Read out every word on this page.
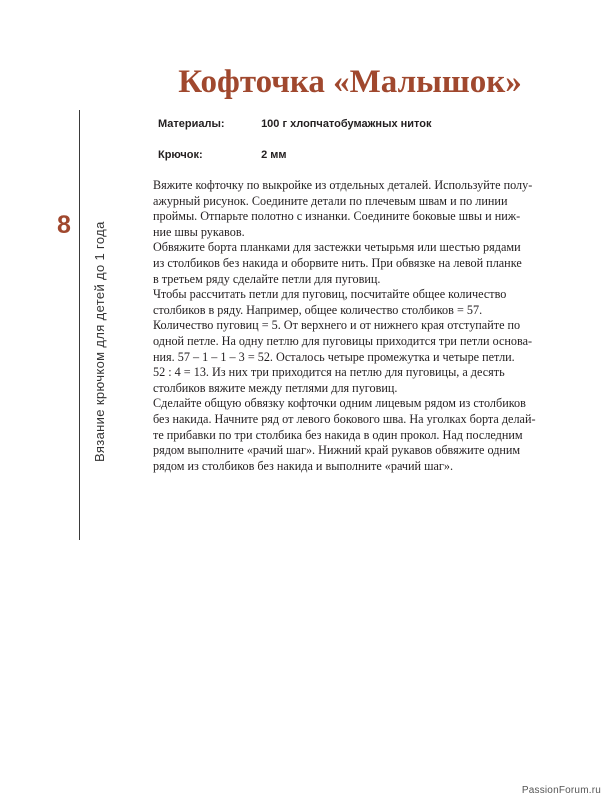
8	Вязание крючком для детей до 1 года
Кофточка «Малышок»
Материалы:	100 г хлопчатобумажных ниток
Крючок:	2 мм
Вяжите кофточку по выкройке из отдельных деталей. Используйте полу-
ажурный рисунок. Соедините детали по плечевым швам и по линии
проймы. Отпарьте полотно с изнанки. Соедините боковые швы и ниж-
ние швы рукавов.
Обвяжите борта планками для застежки четырьмя или шестью рядами
из столбиков без накида и оборвите нить. При обвязке на левой планке
в третьем ряду сделайте петли для пуговиц.
Чтобы рассчитать петли для пуговиц, посчитайте общее количество
столбиков в ряду. Например, общее количество столбиков = 57.
Количество пуговиц = 5. От верхнего и от нижнего края отступайте по
одной петле. На одну петлю для пуговицы приходится три петли основа-
ния. 57 – 1 – 1 – 3 = 52. Осталось четыре промежутка и четыре петли.
52 : 4 = 13. Из них три приходится на петлю для пуговицы, а десять
столбиков вяжите между петлями для пуговиц.
Сделайте общую обвязку кофточки одним лицевым рядом из столбиков
без накида. Начните ряд от левого бокового шва. На уголках борта делай-
те прибавки по три столбика без накида в один прокол. Над последним
рядом выполните «рачий шаг». Нижний край рукавов обвяжите одним
рядом из столбиков без накида и выполните «рачий шаг».
PassionForum.ru
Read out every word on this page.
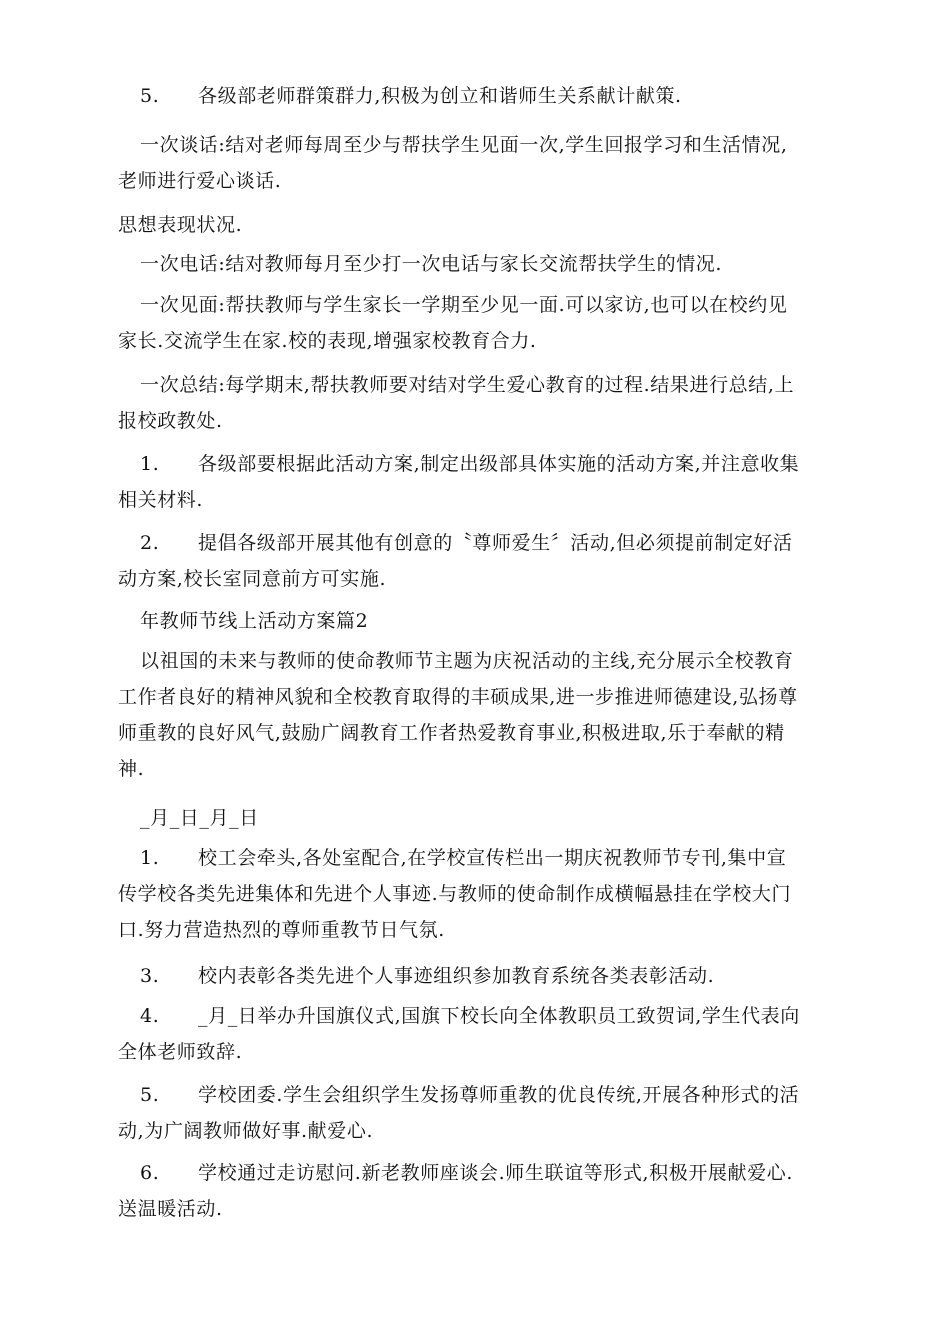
5. 各级部老师群策群力,积极为创立和谐师生关系献计献策.
一次谈话:结对老师每周至少与帮扶学生见面一次,学生回报学习和生活情况,
老师进行爱心谈话.
思想表现状况.
一次电话:结对教师每月至少打一次电话与家长交流帮扶学生的情况.
一次见面:帮扶教师与学生家长一学期至少见一面.可以家访,也可以在校约见
家长.交流学生在家.校的表现,增强家校教育合力.
一次总结:每学期末,帮扶教师要对结对学生爱心教育的过程.结果进行总结,上
报校政教处.
1. 各级部要根据此活动方案,制定出级部具体实施的活动方案,并注意收集
相关材料.
2. 提倡各级部开展其他有创意的〝尊师爱生〞活动,但必须提前制定好活
动方案,校长室同意前方可实施.
年教师节线上活动方案篇2
以祖国的未来与教师的使命教师节主题为庆祝活动的主线,充分展示全校教育
工作者良好的精神风貌和全校教育取得的丰硕成果,进一步推进师德建设,弘扬尊
师重教的良好风气,鼓励广阔教育工作者热爱教育事业,积极进取,乐于奉献的精
神.
_月_日_月_日
1. 校工会牵头,各处室配合,在学校宣传栏出一期庆祝教师节专刊,集中宣
传学校各类先进集体和先进个人事迹.与教师的使命制作成横幅悬挂在学校大门
口.努力营造热烈的尊师重教节日气氛.
3. 校内表彰各类先进个人事迹组织参加教育系统各类表彰活动.
4. _月_日举办升国旗仪式,国旗下校长向全体教职员工致贺词,学生代表向
全体老师致辞.
5. 学校团委.学生会组织学生发扬尊师重教的优良传统,开展各种形式的活
动,为广阔教师做好事.献爱心.
6. 学校通过走访慰问.新老教师座谈会.师生联谊等形式,积极开展献爱心.
送温暖活动.
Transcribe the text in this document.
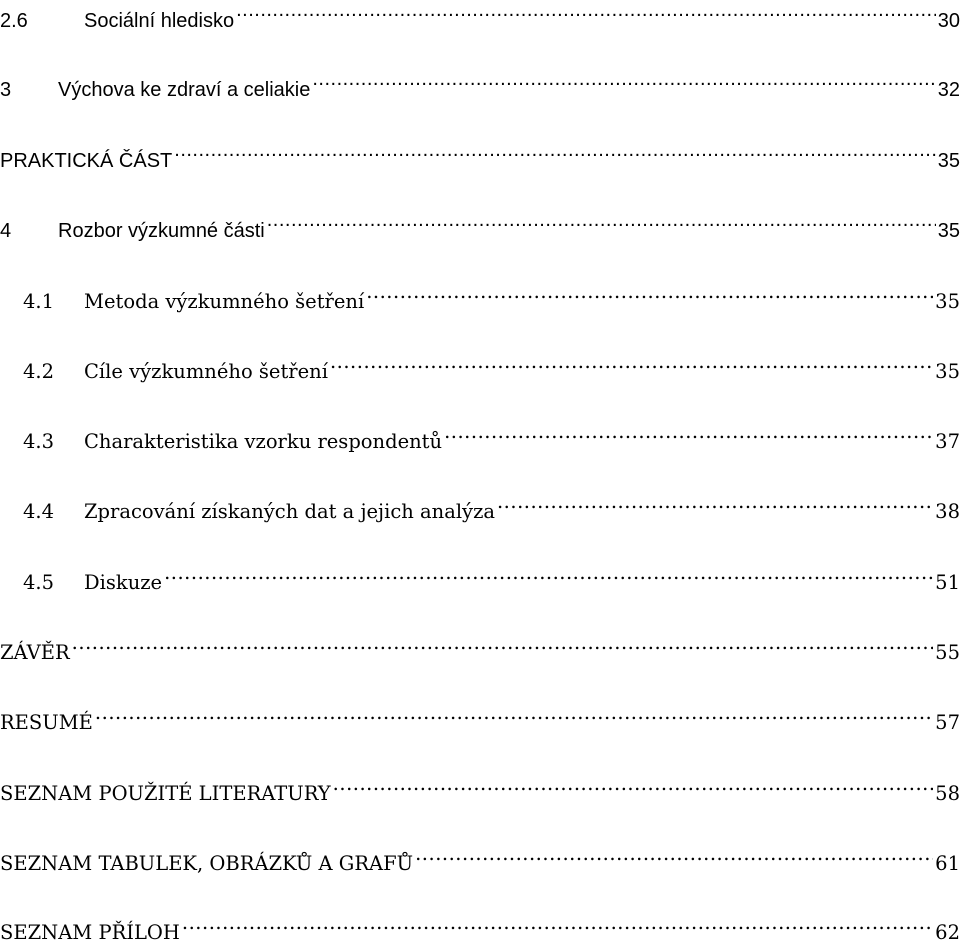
2.6	Sociální hledisko .....	30
3 Výchova ke zdraví a celiakie .....	32
PRAKTICKÁ ČÁST .....	35
4 Rozbor výzkumné části .....	35
4.1	Metoda výzkumného šetření .....	35
4.2	Cíle výzkumného šetření .....	35
4.3	Charakteristika vzorku respondentů .....	37
4.4	Zpracování získaných dat a jejich analýza .....	38
4.5	Diskuze .....	51
ZÁVĚR .....	55
RESUMÉ .....	57
SEZNAM POUŽITÉ LITERATURY .....	58
SEZNAM TABULEK, OBRÁZKŮ A GRAFŮ .....	61
SEZNAM PŘÍLOH .....	62
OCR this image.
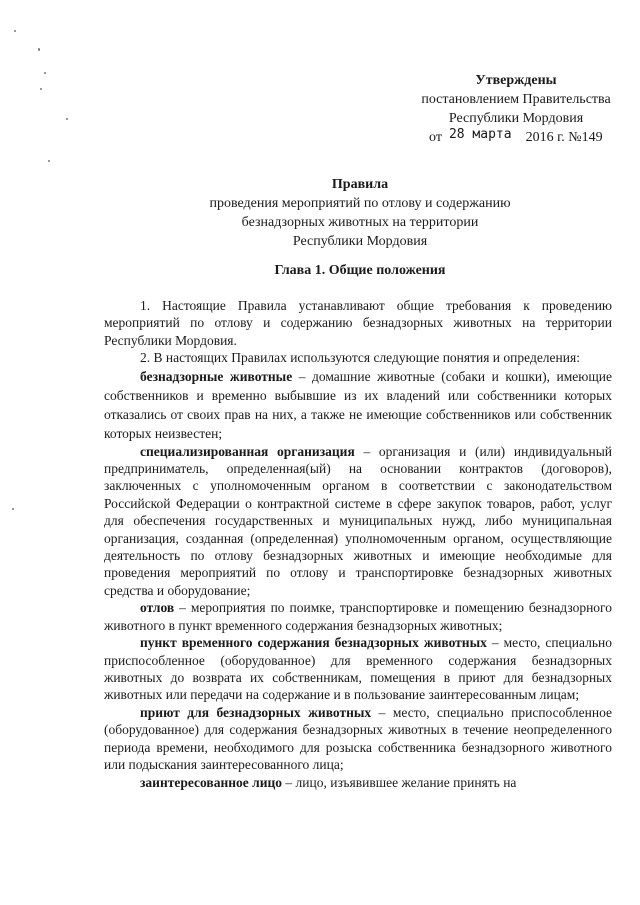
Утверждены
постановлением Правительства
Республики Мордовия
от 28 марта 2016 г. №149
Правила
проведения мероприятий по отлову и содержанию
безнадзорных животных на территории
Республики Мордовия
Глава 1. Общие положения

1. Настоящие Правила устанавливают общие требования к проведению мероприятий по отлову и содержанию безнадзорных животных на территории Республики Мордовия.

2. В настоящих Правилах используются следующие понятия и определения:

безнадзорные животные – домашние животные (собаки и кошки), имеющие собственников и временно выбывшие из их владений или собственники которых отказались от своих прав на них, а также не имеющие собственников или собственник которых неизвестен;

специализированная организация – организация и (или) индивидуальный предприниматель, определенная(ый) на основании контрактов (договоров), заключенных с уполномоченным органом в соответствии с законодательством Российской Федерации о контрактной системе в сфере закупок товаров, работ, услуг для обеспечения государственных и муниципальных нужд, либо муниципальная организация, созданная (определенная) уполномоченным органом, осуществляющие деятельность по отлову безнадзорных животных и имеющие необходимые для проведения мероприятий по отлову и транспортировке безнадзорных животных средства и оборудование;

отлов – мероприятия по поимке, транспортировке и помещению безнадзорного животного в пункт временного содержания безнадзорных животных;

пункт временного содержания безнадзорных животных – место, специально приспособленное (оборудованное) для временного содержания безнадзорных животных до возврата их собственникам, помещения в приют для безнадзорных животных или передачи на содержание и в пользование заинтересованным лицам;

приют для безнадзорных животных – место, специально приспособленное (оборудованное) для содержания безнадзорных животных в течение неопределенного периода времени, необходимого для розыска собственника безнадзорного животного или подыскания заинтересованного лица;

заинтересованное лицо – лицо, изъявившее желание принять на
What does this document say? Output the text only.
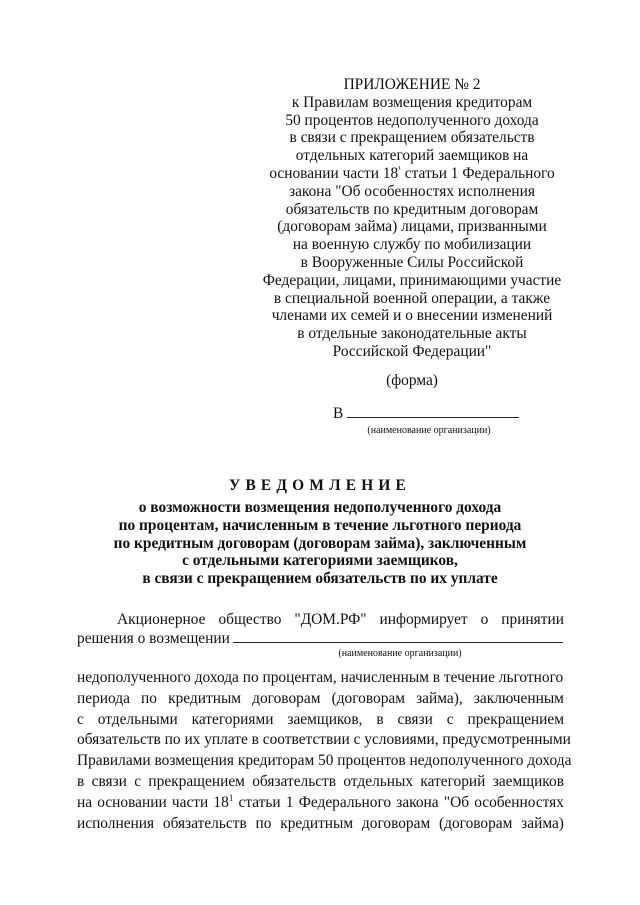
ПРИЛОЖЕНИЕ № 2
к Правилам возмещения кредиторам
50 процентов недополученного дохода
в связи с прекращением обязательств
отдельных категорий заемщиков на
основании части $18^{^1}$ статьи 1 Федерального
закона "Об особенностях исполнения
обязательств по кредитным договорам
(договорам займа) лицами, призванными
на военную службу по мобилизации
в Вооруженные Силы Российской
Федерации, лицами, принимающими участие
в специальной военной операции, а также
членами их семей и о внесении изменений
в отдельные законодательные акты
Российской Федерации"
(форма)
В
(наименование организации)
УВЕДОМЛЕНИЕ
о возможности возмещения недополученного дохода
по процентам, начисленным в течение льготного периода
по кредитным договорам (договорам займа), заключенным
с отдельными категориями заемщиков,
в связи с прекращением обязательств по их уплате
Акционерное общество "ДОМ.РФ" информирует о принятии
решения о возмещении
(наименование организации)
недополученного дохода по процентам, начисленным в течение льготного
периода по кредитным договорам (договорам займа), заключенным
с отдельными категориями заемщиков, в связи с прекращением
обязательств по их уплате в соответствии с условиями, предусмотренными
Правилами возмещения кредиторам 50 процентов недополученного дохода
в связи с прекращением обязательств отдельных категорий заемщиков
на основании части $18^1$ статьи 1 Федерального закона "Об особенностях
исполнения обязательств по кредитным договорам (договорам займа)
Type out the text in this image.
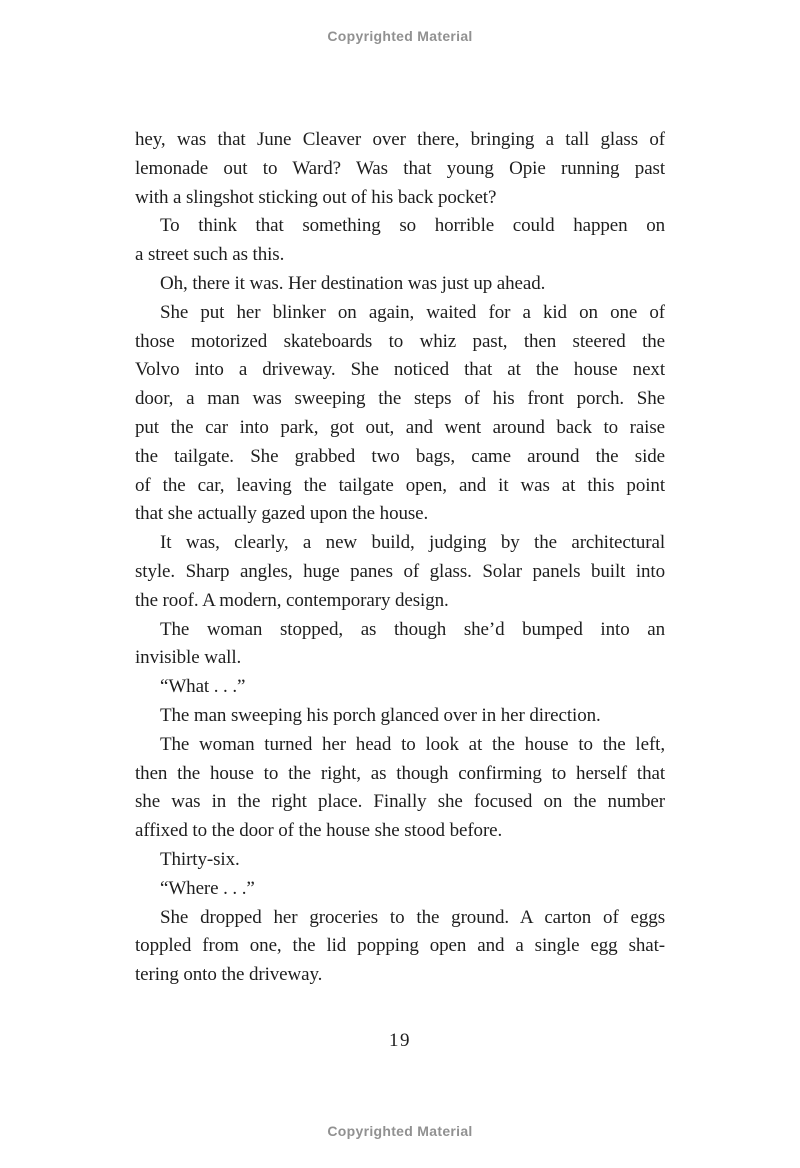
Copyrighted Material
hey, was that June Cleaver over there, bringing a tall glass of
lemonade out to Ward? Was that young Opie running past
with a slingshot sticking out of his back pocket?
To think that something so horrible could happen on
a street such as this.
Oh, there it was. Her destination was just up ahead.
She put her blinker on again, waited for a kid on one of
those motorized skateboards to whiz past, then steered the
Volvo into a driveway. She noticed that at the house next
door, a man was sweeping the steps of his front porch. She
put the car into park, got out, and went around back to raise
the tailgate. She grabbed two bags, came around the side
of the car, leaving the tailgate open, and it was at this point
that she actually gazed upon the house.
It was, clearly, a new build, judging by the architectural
style. Sharp angles, huge panes of glass. Solar panels built into
the roof. A modern, contemporary design.
The woman stopped, as though she’d bumped into an
invisible wall.
“What . . .”
The man sweeping his porch glanced over in her direction.
The woman turned her head to look at the house to the left,
then the house to the right, as though confirming to herself that
she was in the right place. Finally she focused on the number
affixed to the door of the house she stood before.
Thirty-six.
“Where . . .”
She dropped her groceries to the ground. A carton of eggs
toppled from one, the lid popping open and a single egg shat-
tering onto the driveway.
19
Copyrighted Material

* * * *

WORK TO DO> Pick out each line containing "past" and report it.

WRITTEN ANSWER>
lemonade out to Ward? Was that young Opie running past
those motorized skateboards to whiz past, then steered the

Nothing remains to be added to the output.